--- begin LISTED ENTRIES ---

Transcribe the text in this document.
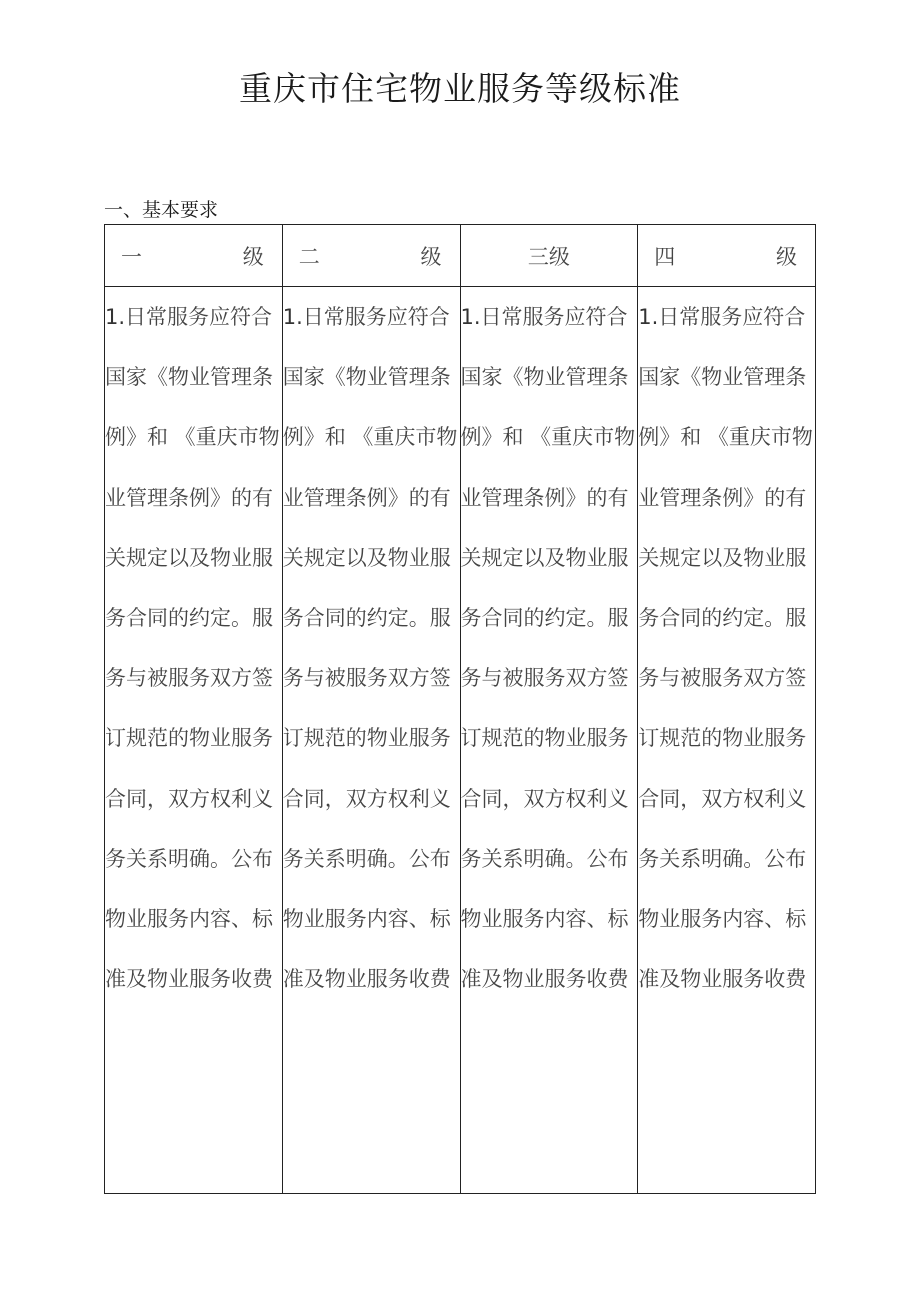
重庆市住宅物业服务等级标准
一、基本要求
一 级	二 级	三级	四 级

1.日常服务应符合国家《物业管理条例》和 《重庆市物业管理条例》的有关规定以及物业服务合同的约定。服务与被服务双方签订规范的物业服务合同，双方权利义务关系明确。公布物业服务内容、标准及物业服务收费	1.日常服务应符合国家《物业管理条例》和 《重庆市物业管理条例》的有关规定以及物业服务合同的约定。服务与被服务双方签订规范的物业服务合同，双方权利义务关系明确。公布物业服务内容、标准及物业服务收费	1.日常服务应符合国家《物业管理条例》和 《重庆市物业管理条例》的有关规定以及物业服务合同的约定。服务与被服务双方签订规范的物业服务合同，双方权利义务关系明确。公布物业服务内容、标准及物业服务收费	1.日常服务应符合国家《物业管理条例》和 《重庆市物业管理条例》的有关规定以及物业服务合同的约定。服务与被服务双方签订规范的物业服务合同，双方权利义务关系明确。公布物业服务内容、标准及物业服务收费
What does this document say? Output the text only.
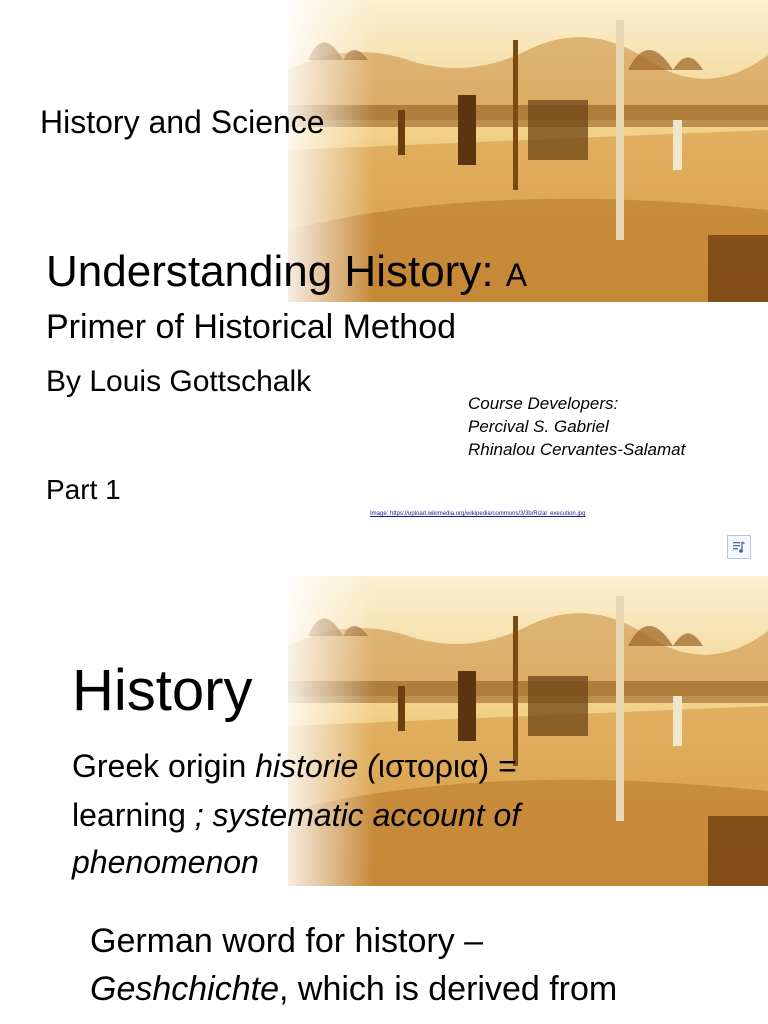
History and Science
Understanding History: A
Primer of Historical Method
By Louis Gottschalk
Course Developers:
Percival S. Gabriel
Rhinalou Cervantes-Salamat
Part 1
Image: https://upload.wikimedia.org/wikipedia/commons/3/3b/Rizal_execution.jpg
History
Greek origin historie (ιστορια) =
learning ; systematic account of
phenomenon
German word for history –
Geshchichte, which is derived from
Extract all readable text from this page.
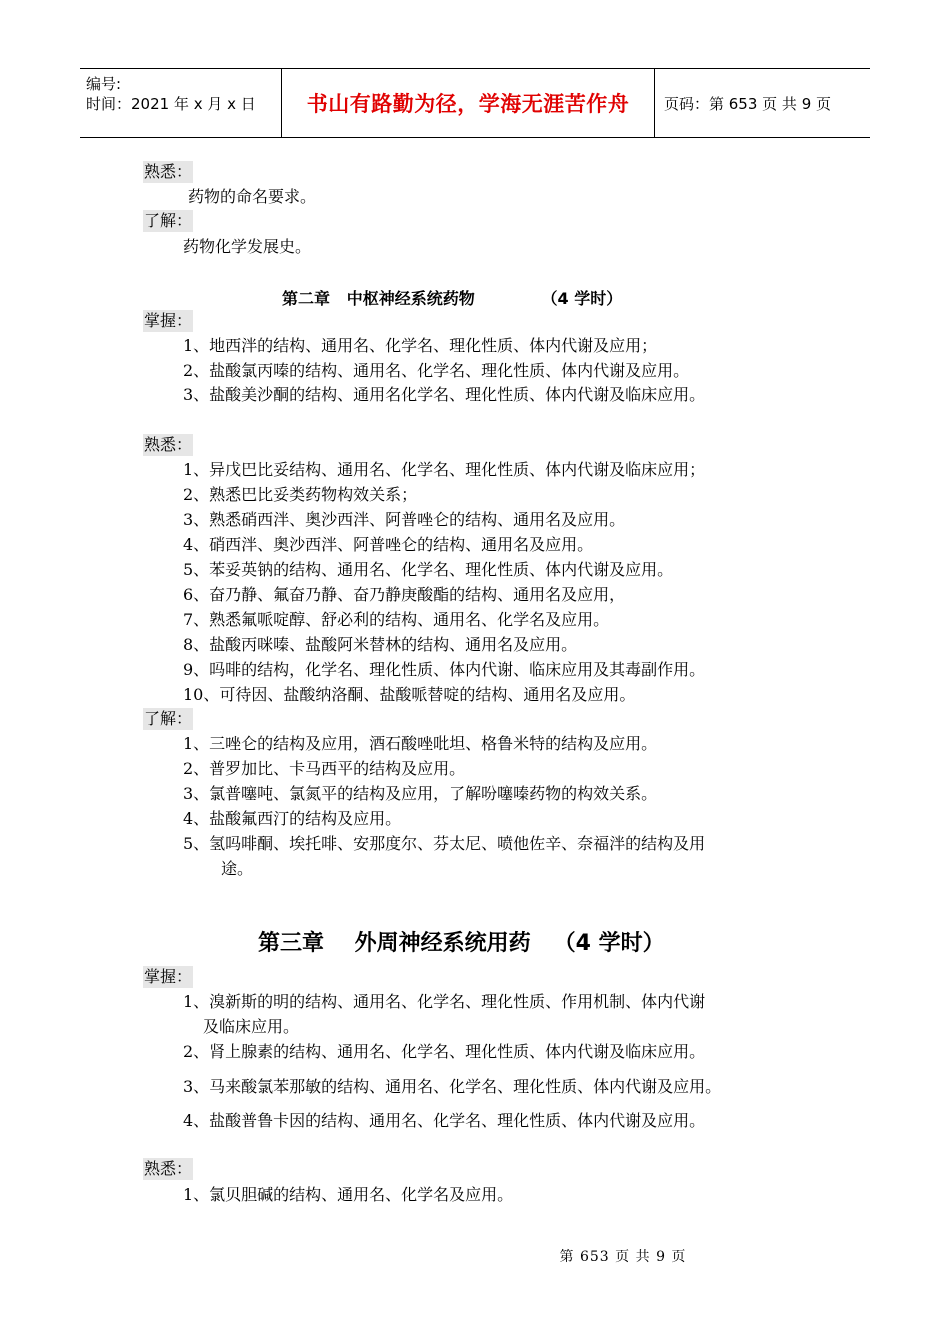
编号:
时间：2021 年 x 月 x 日	书山有路勤为径，学海无涯苦作舟	页码：第 653 页 共 9 页
熟悉：
药物的命名要求。
了解：
药物化学发展史。
第二章   中枢神经系统药物            （4 学时）
掌握：
1、地西泮的结构、通用名、化学名、理化性质、体内代谢及应用；
2、盐酸氯丙嗪的结构、通用名、化学名、理化性质、体内代谢及应用。
3、盐酸美沙酮的结构、通用名化学名、理化性质、体内代谢及临床应用。
熟悉：
1、异戊巴比妥结构、通用名、化学名、理化性质、体内代谢及临床应用；
2、熟悉巴比妥类药物构效关系；
3、熟悉硝西泮、奥沙西泮、阿普唑仑的结构、通用名及应用。
4、硝西泮、奥沙西泮、阿普唑仑的结构、通用名及应用。
5、苯妥英钠的结构、通用名、化学名、理化性质、体内代谢及应用。
6、奋乃静、氟奋乃静、奋乃静庚酸酯的结构、通用名及应用，
7、熟悉氟哌啶醇、舒必利的结构、通用名、化学名及应用。
8、盐酸丙咪嗪、盐酸阿米替林的结构、通用名及应用。
9、吗啡的结构，化学名、理化性质、体内代谢、临床应用及其毒副作用。
10、可待因、盐酸纳洛酮、盐酸哌替啶的结构、通用名及应用。
了解：
1、三唑仑的结构及应用，酒石酸唑吡坦、格鲁米特的结构及应用。
2、普罗加比、卡马西平的结构及应用。
3、氯普噻吨、氯氮平的结构及应用，了解吩噻嗪药物的构效关系。
4、盐酸氟西汀的结构及应用。
5、氢吗啡酮、埃托啡、安那度尔、芬太尼、喷他佐辛、奈福泮的结构及用
途。
第三章    外周神经系统用药   （4 学时）
掌握：
1、溴新斯的明的结构、通用名、化学名、理化性质、作用机制、体内代谢
及临床应用。
2、肾上腺素的结构、通用名、化学名、理化性质、体内代谢及临床应用。
3、马来酸氯苯那敏的结构、通用名、化学名、理化性质、体内代谢及应用。
4、盐酸普鲁卡因的结构、通用名、化学名、理化性质、体内代谢及应用。
熟悉：
1、氯贝胆碱的结构、通用名、化学名及应用。
第 653 页 共 9 页
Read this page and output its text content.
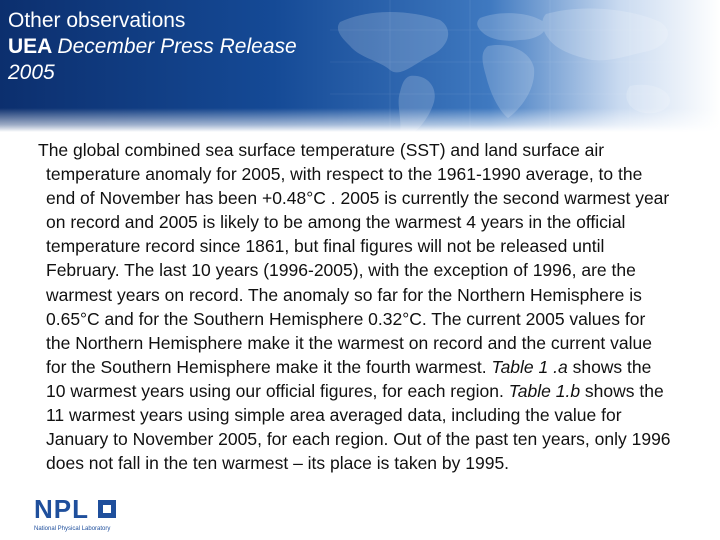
Other observations
UEA December Press Release
2005
NPL
National Physical Laboratory

The global combined sea surface temperature (SST) and land surface air temperature anomaly for 2005, with respect to the 1961-1990 average, to the end of November has been +0.48°C . 2005 is currently the second warmest year on record and 2005 is likely to be among the warmest 4 years in the official temperature record since 1861, but final figures will not be released until February. The last 10 years (1996-2005), with the exception of 1996, are the warmest years on record. The anomaly so far for the Northern Hemisphere is 0.65°C and for the Southern Hemisphere 0.32°C. The current 2005 values for the Northern Hemisphere make it the warmest on record and the current value for the Southern Hemisphere make it the fourth warmest. Table 1 .a shows the 10 warmest years using our official figures, for each region. Table 1.b shows the 11 warmest years using simple area averaged data, including the value for January to November 2005, for each region. Out of the past ten years, only 1996 does not fall in the ten warmest – its place is taken by 1995.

--- end LISTED ENTRIES ---

→ **GIVEN INSTRUCTION**
The records above must be echoed exactly, minus their pictures.

→ **OUTPUT**
Transcribe the text in this document.
重庆市住宅物业服务等级标准
一、基本要求
一 级	二 级	三级	四 级

1.日常服务应符合国家《物业管理条例》和 《重庆市物业管理条例》的有关规定以及物业服务合同的约定。服务与被服务双方签订规范的物业服务合同，双方权利义务关系明确。公布物业服务内容、标准及物业服务收费	1.日常服务应符合国家《物业管理条例》和 《重庆市物业管理条例》的有关规定以及物业服务合同的约定。服务与被服务双方签订规范的物业服务合同，双方权利义务关系明确。公布物业服务内容、标准及物业服务收费	1.日常服务应符合国家《物业管理条例》和 《重庆市物业管理条例》的有关规定以及物业服务合同的约定。服务与被服务双方签订规范的物业服务合同，双方权利义务关系明确。公布物业服务内容、标准及物业服务收费	1.日常服务应符合国家《物业管理条例》和 《重庆市物业管理条例》的有关规定以及物业服务合同的约定。服务与被服务双方签订规范的物业服务合同，双方权利义务关系明确。公布物业服务内容、标准及物业服务收费
What does this document say? Output the text only.
History and Science
Understanding History: A
Primer of Historical Method
By Louis Gottschalk
Course Developers:
Percival S. Gabriel
Rhinalou Cervantes-Salamat
Part 1
Image: https://upload.wikimedia.org/wikipedia/commons/3/3b/Rizal_execution.jpg
History
Greek origin historie (ιστορια) =
learning ; systematic account of
phenomenon
German word for history –
Geshchichte, which is derived from
Extract all readable text from this page.
编号:
时间：2021 年 x 月 x 日	书山有路勤为径，学海无涯苦作舟	页码：第 653 页 共 9 页
熟悉：
药物的命名要求。
了解：
药物化学发展史。
第二章   中枢神经系统药物            （4 学时）
掌握：
1、地西泮的结构、通用名、化学名、理化性质、体内代谢及应用；
2、盐酸氯丙嗪的结构、通用名、化学名、理化性质、体内代谢及应用。
3、盐酸美沙酮的结构、通用名化学名、理化性质、体内代谢及临床应用。
熟悉：
1、异戊巴比妥结构、通用名、化学名、理化性质、体内代谢及临床应用；
2、熟悉巴比妥类药物构效关系；
3、熟悉硝西泮、奥沙西泮、阿普唑仑的结构、通用名及应用。
4、硝西泮、奥沙西泮、阿普唑仑的结构、通用名及应用。
5、苯妥英钠的结构、通用名、化学名、理化性质、体内代谢及应用。
6、奋乃静、氟奋乃静、奋乃静庚酸酯的结构、通用名及应用，
7、熟悉氟哌啶醇、舒必利的结构、通用名、化学名及应用。
8、盐酸丙咪嗪、盐酸阿米替林的结构、通用名及应用。
9、吗啡的结构，化学名、理化性质、体内代谢、临床应用及其毒副作用。
10、可待因、盐酸纳洛酮、盐酸哌替啶的结构、通用名及应用。
了解：
1、三唑仑的结构及应用，酒石酸唑吡坦、格鲁米特的结构及应用。
2、普罗加比、卡马西平的结构及应用。
3、氯普噻吨、氯氮平的结构及应用，了解吩噻嗪药物的构效关系。
4、盐酸氟西汀的结构及应用。
5、氢吗啡酮、埃托啡、安那度尔、芬太尼、喷他佐辛、奈福泮的结构及用
途。
第三章    外周神经系统用药   （4 学时）
掌握：
1、溴新斯的明的结构、通用名、化学名、理化性质、作用机制、体内代谢
及临床应用。
2、肾上腺素的结构、通用名、化学名、理化性质、体内代谢及临床应用。
3、马来酸氯苯那敏的结构、通用名、化学名、理化性质、体内代谢及应用。
4、盐酸普鲁卡因的结构、通用名、化学名、理化性质、体内代谢及应用。
熟悉：
1、氯贝胆碱的结构、通用名、化学名及应用。
第 653 页 共 9 页
Read this page and output its text content.
Other observations
UEA December Press Release
2005
NPL
National Physical Laboratory

The global combined sea surface temperature (SST) and land surface air temperature anomaly for 2005, with respect to the 1961-1990 average, to the end of November has been +0.48°C . 2005 is currently the second warmest year on record and 2005 is likely to be among the warmest 4 years in the official temperature record since 1861, but final figures will not be released until February. The last 10 years (1996-2005), with the exception of 1996, are the warmest years on record. The anomaly so far for the Northern Hemisphere is 0.65°C and for the Southern Hemisphere 0.32°C. The current 2005 values for the Northern Hemisphere make it the warmest on record and the current value for the Southern Hemisphere make it the fourth warmest. Table 1 .a shows the 10 warmest years using our official figures, for each region. Table 1.b shows the 11 warmest years using simple area averaged data, including the value for January to November 2005, for each region. Out of the past ten years, only 1996 does not fall in the ten warmest – its place is taken by 1995.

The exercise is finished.